* BEGIN Extracted information *

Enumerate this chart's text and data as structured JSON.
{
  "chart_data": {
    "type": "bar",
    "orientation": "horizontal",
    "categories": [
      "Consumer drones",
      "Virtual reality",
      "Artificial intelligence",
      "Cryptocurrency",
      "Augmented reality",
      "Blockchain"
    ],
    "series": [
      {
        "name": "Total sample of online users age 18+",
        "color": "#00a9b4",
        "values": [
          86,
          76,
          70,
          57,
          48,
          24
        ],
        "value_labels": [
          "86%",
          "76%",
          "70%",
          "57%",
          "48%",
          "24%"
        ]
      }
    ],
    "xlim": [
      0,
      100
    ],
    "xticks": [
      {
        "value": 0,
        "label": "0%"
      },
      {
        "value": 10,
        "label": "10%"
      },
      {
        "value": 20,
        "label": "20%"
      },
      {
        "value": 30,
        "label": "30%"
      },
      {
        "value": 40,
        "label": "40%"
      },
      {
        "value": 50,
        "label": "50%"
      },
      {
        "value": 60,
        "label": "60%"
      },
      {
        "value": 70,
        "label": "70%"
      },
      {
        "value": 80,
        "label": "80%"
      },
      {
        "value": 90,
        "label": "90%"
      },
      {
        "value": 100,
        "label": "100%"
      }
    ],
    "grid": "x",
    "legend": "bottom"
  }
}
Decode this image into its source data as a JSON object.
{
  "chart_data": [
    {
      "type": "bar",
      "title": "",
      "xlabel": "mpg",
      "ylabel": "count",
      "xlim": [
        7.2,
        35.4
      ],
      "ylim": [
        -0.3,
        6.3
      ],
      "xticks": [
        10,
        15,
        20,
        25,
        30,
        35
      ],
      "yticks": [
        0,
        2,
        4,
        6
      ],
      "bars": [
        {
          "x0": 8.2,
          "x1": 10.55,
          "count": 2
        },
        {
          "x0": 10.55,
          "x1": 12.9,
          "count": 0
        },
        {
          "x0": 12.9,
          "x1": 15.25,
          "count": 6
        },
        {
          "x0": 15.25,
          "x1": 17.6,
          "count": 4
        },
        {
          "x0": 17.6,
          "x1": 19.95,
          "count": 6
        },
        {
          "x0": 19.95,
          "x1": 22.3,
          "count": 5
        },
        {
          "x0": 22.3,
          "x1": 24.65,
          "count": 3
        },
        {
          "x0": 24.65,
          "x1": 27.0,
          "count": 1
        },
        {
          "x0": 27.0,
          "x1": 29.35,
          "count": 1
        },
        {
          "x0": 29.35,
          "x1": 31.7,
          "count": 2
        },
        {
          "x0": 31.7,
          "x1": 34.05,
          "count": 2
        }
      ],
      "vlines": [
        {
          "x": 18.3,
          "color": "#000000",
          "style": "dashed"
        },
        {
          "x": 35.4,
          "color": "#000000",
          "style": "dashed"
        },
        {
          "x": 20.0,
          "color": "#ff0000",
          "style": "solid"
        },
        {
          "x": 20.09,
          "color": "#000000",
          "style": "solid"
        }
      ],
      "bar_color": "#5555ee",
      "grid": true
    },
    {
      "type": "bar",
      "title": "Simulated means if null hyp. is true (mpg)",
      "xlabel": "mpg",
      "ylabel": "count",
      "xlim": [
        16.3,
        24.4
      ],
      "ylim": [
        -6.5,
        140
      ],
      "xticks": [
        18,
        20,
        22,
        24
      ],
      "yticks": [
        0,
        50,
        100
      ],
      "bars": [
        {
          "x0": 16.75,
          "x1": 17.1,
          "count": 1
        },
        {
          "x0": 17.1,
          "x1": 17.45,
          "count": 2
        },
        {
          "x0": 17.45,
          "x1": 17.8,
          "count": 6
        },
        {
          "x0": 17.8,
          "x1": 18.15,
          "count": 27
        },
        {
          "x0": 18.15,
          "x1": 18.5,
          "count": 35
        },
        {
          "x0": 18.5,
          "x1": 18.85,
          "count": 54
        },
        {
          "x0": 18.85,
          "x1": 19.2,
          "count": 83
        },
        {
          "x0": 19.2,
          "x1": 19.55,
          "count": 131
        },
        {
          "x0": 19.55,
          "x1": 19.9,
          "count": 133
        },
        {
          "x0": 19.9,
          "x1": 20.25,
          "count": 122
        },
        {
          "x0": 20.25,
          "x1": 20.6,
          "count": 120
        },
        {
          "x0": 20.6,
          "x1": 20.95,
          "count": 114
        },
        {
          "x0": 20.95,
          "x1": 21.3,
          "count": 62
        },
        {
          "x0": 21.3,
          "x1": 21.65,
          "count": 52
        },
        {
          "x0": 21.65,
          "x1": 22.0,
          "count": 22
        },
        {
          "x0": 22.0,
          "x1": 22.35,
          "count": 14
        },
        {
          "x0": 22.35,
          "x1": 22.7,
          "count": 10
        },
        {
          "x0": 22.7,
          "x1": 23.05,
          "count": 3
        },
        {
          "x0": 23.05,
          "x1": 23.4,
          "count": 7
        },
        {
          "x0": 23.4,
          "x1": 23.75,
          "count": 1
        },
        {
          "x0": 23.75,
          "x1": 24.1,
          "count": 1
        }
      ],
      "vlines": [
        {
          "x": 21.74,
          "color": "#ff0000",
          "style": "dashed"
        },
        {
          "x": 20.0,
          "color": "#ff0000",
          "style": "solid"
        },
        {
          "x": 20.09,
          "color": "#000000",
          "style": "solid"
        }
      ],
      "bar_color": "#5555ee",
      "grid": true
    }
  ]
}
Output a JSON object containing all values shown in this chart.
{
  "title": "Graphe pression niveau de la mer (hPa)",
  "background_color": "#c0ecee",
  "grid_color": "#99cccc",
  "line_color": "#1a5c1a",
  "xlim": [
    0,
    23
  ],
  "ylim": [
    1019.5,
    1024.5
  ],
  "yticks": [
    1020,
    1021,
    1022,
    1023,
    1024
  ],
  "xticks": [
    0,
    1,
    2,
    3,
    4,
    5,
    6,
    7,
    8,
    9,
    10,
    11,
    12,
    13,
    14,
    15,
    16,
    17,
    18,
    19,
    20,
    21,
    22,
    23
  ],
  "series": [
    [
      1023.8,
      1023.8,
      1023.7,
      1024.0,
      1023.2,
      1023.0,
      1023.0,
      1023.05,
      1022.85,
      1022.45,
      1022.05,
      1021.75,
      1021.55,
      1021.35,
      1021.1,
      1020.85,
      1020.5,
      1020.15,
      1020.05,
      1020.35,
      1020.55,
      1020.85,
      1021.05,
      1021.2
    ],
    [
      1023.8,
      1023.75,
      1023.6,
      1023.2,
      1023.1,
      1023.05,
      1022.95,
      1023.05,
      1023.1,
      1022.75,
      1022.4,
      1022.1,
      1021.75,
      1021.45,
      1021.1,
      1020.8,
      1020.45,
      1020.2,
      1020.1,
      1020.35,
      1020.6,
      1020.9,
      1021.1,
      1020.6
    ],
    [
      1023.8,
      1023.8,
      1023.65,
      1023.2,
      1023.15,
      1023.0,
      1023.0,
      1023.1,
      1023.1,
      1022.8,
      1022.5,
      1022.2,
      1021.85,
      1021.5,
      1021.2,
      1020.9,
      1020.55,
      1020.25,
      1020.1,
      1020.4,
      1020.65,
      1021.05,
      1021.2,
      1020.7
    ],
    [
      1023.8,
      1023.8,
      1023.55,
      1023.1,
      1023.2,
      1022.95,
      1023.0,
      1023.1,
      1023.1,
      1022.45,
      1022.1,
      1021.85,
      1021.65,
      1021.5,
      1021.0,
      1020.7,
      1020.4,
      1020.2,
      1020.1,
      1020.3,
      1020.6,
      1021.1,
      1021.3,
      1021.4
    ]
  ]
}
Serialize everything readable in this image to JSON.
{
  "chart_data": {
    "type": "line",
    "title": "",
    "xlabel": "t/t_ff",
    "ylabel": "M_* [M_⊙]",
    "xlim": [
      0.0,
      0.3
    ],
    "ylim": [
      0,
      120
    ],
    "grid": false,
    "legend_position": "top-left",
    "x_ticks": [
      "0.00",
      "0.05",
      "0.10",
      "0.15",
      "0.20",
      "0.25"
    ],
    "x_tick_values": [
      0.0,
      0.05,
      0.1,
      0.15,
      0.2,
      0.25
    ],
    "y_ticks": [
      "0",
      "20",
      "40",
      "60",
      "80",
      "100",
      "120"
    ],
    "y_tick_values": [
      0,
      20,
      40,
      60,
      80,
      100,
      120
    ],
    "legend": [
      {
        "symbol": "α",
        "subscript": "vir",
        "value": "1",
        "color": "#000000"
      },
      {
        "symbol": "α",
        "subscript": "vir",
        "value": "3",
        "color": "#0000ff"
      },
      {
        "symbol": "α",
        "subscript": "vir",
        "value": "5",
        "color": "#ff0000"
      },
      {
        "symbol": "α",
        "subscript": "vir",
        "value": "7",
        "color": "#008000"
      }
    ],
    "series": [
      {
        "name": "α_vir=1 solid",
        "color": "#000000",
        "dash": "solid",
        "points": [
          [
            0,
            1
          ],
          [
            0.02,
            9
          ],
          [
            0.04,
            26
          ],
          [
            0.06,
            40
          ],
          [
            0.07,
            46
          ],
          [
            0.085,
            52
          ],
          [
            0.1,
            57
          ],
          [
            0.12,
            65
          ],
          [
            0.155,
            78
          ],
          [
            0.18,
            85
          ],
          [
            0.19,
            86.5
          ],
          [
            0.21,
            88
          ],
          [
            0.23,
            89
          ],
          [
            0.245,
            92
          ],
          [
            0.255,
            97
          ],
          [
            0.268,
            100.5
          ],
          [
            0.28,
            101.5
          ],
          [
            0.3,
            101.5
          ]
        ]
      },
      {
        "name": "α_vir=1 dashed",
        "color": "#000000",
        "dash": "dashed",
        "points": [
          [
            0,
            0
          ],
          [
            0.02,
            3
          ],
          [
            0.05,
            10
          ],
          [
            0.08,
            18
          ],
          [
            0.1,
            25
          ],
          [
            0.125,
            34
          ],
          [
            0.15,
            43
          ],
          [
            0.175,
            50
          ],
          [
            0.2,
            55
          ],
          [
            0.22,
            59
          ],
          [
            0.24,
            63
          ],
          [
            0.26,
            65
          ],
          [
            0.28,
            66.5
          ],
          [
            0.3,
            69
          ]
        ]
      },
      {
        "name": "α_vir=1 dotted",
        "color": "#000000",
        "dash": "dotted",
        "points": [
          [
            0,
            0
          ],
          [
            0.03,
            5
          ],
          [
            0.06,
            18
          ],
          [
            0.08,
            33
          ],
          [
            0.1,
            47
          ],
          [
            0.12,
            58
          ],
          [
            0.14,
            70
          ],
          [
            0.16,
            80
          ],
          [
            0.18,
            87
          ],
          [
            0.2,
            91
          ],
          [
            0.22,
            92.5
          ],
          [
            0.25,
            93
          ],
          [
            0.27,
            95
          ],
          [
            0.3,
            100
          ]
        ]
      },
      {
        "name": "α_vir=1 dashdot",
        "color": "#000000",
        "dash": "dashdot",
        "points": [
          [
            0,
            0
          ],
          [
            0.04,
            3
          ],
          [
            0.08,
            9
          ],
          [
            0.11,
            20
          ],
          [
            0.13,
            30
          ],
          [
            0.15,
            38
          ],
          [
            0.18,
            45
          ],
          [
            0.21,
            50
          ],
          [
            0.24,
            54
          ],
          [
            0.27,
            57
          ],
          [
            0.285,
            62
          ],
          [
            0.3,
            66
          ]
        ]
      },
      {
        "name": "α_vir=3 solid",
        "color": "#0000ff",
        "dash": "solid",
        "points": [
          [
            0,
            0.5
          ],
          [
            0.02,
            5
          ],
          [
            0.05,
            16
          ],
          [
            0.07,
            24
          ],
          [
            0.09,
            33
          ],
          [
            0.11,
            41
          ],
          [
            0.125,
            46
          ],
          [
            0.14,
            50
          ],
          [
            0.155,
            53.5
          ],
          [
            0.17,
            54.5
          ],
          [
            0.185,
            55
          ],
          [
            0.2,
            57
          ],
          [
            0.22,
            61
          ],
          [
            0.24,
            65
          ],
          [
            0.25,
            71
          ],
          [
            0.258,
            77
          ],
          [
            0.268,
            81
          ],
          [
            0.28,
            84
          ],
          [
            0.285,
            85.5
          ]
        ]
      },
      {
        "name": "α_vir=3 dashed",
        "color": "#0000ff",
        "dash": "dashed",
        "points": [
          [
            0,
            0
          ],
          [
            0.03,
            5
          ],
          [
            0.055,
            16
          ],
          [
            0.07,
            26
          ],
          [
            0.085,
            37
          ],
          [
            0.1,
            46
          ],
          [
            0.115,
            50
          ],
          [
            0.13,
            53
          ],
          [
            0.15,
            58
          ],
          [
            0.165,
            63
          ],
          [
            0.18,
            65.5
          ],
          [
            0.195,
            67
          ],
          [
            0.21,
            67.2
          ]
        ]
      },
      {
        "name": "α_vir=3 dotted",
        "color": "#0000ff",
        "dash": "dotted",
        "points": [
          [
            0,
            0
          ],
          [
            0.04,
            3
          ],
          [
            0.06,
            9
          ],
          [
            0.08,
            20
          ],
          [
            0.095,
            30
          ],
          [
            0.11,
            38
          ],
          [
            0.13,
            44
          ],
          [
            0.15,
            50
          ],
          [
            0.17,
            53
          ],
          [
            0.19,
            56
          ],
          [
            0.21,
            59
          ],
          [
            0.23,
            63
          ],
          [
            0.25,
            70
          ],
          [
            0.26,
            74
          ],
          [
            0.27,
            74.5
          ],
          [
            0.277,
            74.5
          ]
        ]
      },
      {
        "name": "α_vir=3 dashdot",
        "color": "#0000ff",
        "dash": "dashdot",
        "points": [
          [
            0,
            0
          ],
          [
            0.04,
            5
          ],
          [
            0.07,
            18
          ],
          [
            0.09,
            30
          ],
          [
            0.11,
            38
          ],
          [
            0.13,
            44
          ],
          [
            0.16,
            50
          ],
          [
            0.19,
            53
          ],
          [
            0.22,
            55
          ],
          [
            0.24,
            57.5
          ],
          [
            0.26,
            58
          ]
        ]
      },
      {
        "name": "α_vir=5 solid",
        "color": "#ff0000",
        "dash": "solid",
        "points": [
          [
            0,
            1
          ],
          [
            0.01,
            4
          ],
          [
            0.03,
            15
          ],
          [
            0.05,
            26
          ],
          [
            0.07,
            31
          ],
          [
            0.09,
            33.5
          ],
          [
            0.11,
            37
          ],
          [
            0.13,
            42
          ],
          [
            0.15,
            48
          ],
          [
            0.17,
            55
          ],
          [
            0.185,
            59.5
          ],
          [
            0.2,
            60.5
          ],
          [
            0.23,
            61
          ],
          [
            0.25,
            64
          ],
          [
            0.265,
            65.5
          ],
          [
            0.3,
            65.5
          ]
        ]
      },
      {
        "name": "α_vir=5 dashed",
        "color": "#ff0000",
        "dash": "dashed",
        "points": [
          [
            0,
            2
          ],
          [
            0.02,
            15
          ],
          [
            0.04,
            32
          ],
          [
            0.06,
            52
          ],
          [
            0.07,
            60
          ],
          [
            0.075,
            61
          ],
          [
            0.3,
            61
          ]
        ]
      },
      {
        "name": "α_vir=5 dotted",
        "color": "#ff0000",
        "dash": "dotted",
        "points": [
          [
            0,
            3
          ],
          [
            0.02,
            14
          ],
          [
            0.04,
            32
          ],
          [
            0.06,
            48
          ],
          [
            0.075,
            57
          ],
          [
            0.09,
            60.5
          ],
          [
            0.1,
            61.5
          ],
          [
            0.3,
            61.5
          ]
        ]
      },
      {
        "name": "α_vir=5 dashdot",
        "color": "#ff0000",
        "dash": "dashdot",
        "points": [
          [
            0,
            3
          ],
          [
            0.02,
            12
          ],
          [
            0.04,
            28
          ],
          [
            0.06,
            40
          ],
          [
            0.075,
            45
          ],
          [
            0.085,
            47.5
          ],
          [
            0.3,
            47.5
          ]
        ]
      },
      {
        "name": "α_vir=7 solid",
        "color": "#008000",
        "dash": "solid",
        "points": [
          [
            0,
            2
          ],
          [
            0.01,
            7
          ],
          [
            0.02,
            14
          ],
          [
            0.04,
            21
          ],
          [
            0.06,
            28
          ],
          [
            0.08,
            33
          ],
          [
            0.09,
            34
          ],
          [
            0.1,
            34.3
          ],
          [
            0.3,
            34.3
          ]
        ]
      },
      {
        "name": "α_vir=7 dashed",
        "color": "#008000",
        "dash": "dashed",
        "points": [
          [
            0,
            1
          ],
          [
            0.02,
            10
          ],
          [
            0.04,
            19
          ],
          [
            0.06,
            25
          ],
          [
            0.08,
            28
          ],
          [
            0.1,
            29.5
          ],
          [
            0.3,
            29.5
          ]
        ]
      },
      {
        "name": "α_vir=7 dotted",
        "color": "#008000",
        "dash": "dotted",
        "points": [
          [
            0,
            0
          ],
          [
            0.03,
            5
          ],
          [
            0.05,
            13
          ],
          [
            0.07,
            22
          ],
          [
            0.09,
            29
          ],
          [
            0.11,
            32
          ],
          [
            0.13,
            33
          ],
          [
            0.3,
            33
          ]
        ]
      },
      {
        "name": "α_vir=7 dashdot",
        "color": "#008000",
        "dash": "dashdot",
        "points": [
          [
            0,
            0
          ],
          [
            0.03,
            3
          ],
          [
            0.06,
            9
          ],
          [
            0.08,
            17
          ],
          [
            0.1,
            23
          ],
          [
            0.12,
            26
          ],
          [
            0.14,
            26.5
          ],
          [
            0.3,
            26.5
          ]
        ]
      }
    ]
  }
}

* END Extracted information *

Copy out every line in the entries above that holds "this".

Enumerate this chart's text and data as structured JSON.
Decode this image into its source data as a JSON object.
Output a JSON object containing all values shown in this chart.
Serialize everything readable in this image to JSON.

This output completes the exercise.